- _TASK TO CARRY OUT_
Your task is to quote the material that follows, in full and exactly.

**** RECORDS SUPPLIED

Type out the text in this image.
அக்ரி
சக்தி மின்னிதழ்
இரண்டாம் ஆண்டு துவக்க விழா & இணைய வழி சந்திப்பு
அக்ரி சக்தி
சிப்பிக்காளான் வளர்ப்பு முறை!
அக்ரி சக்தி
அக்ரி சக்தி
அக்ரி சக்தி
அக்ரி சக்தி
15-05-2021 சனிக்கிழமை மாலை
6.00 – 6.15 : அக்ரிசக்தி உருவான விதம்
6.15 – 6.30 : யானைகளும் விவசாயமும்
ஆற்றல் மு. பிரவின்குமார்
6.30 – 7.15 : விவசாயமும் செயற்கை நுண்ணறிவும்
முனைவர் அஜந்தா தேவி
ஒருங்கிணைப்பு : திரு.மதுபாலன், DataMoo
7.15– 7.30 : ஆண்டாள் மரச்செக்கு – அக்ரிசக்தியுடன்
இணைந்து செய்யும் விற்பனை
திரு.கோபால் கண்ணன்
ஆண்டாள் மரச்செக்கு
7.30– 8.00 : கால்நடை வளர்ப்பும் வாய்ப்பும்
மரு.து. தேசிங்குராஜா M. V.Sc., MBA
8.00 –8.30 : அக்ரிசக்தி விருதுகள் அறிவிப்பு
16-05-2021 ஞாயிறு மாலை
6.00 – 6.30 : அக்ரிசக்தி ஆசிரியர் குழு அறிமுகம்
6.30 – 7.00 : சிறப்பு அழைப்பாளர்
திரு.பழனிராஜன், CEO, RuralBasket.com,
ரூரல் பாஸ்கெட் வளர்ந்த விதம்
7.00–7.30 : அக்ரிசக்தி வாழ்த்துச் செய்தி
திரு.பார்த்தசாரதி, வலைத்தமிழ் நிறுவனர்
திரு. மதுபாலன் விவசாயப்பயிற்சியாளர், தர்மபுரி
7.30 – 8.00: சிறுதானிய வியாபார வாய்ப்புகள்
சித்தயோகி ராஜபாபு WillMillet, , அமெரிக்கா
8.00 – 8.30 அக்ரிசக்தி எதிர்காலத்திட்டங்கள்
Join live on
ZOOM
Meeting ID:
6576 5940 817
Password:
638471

********

- _FINISHED EXERCISE_
Type out the text in this image.
அக்ரி
சக்தி மின்னிதழ்
இரண்டாம் ஆண்டு துவக்க விழா & இணைய வழி சந்திப்பு
அக்ரி சக்தி
சிப்பிக்காளான் வளர்ப்பு முறை!
அக்ரி சக்தி
அக்ரி சக்தி
அக்ரி சக்தி
அக்ரி சக்தி
15-05-2021 சனிக்கிழமை மாலை
6.00 – 6.15 : அக்ரிசக்தி உருவான விதம்
6.15 – 6.30 : யானைகளும் விவசாயமும்
ஆற்றல் மு. பிரவின்குமார்
6.30 – 7.15 : விவசாயமும் செயற்கை நுண்ணறிவும்
முனைவர் அஜந்தா தேவி
ஒருங்கிணைப்பு : திரு.மதுபாலன், DataMoo
7.15– 7.30 : ஆண்டாள் மரச்செக்கு – அக்ரிசக்தியுடன்
இணைந்து செய்யும் விற்பனை
திரு.கோபால் கண்ணன்
ஆண்டாள் மரச்செக்கு
7.30– 8.00 : கால்நடை வளர்ப்பும் வாய்ப்பும்
மரு.து. தேசிங்குராஜா M. V.Sc., MBA
8.00 –8.30 : அக்ரிசக்தி விருதுகள் அறிவிப்பு
16-05-2021 ஞாயிறு மாலை
6.00 – 6.30 : அக்ரிசக்தி ஆசிரியர் குழு அறிமுகம்
6.30 – 7.00 : சிறப்பு அழைப்பாளர்
திரு.பழனிராஜன், CEO, RuralBasket.com,
ரூரல் பாஸ்கெட் வளர்ந்த விதம்
7.00–7.30 : அக்ரிசக்தி வாழ்த்துச் செய்தி
திரு.பார்த்தசாரதி, வலைத்தமிழ் நிறுவனர்
திரு. மதுபாலன் விவசாயப்பயிற்சியாளர், தர்மபுரி
7.30 – 8.00: சிறுதானிய வியாபார வாய்ப்புகள்
சித்தயோகி ராஜபாபு WillMillet, , அமெரிக்கா
8.00 – 8.30 அக்ரிசக்தி எதிர்காலத்திட்டங்கள்
Join live on
ZOOM
Meeting ID:
6576 5940 817
Password:
638471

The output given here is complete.